Only the number is wanted: how many lines hold the word "各类的图纸"?

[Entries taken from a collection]
** BEGIN **

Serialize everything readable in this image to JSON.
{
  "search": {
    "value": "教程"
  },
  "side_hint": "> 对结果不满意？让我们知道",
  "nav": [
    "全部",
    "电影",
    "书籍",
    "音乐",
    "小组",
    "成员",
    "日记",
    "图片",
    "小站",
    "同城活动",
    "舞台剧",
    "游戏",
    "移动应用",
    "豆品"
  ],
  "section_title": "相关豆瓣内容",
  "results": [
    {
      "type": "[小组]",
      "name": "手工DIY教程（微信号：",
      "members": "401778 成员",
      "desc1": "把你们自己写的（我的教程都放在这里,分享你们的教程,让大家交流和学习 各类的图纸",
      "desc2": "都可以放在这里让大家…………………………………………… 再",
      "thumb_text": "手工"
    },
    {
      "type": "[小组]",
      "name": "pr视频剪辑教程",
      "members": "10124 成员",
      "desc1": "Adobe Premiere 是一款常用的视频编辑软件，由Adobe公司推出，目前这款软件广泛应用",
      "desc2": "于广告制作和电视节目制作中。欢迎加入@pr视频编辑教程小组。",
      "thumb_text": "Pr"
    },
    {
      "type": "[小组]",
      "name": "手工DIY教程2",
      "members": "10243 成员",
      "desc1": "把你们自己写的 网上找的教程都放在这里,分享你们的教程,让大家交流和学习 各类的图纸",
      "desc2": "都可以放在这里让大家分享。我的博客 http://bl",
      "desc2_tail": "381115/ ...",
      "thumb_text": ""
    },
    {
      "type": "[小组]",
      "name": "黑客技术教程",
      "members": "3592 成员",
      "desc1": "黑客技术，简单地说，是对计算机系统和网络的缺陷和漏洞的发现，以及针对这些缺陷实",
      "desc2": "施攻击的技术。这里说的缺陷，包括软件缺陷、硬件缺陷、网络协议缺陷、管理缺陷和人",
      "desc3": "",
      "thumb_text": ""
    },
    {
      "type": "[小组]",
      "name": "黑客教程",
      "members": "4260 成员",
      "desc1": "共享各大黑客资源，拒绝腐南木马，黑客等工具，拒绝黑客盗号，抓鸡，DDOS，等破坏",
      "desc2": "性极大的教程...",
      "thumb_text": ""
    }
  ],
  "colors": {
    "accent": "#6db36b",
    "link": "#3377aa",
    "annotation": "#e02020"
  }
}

** END **
** BEGIN **

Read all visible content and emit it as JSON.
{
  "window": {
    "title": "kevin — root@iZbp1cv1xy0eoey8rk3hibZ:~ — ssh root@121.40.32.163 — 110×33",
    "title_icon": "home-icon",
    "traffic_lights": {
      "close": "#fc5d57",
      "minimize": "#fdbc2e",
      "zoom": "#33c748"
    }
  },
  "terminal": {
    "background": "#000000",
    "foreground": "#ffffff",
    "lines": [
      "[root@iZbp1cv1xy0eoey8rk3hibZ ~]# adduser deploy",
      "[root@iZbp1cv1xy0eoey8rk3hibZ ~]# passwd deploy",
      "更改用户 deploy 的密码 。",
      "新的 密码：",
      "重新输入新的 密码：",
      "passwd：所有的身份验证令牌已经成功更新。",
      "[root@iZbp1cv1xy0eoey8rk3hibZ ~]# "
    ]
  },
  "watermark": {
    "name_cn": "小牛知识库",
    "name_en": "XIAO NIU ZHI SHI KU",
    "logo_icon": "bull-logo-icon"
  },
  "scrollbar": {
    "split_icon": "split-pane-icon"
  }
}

** END **

Solution to this task:
2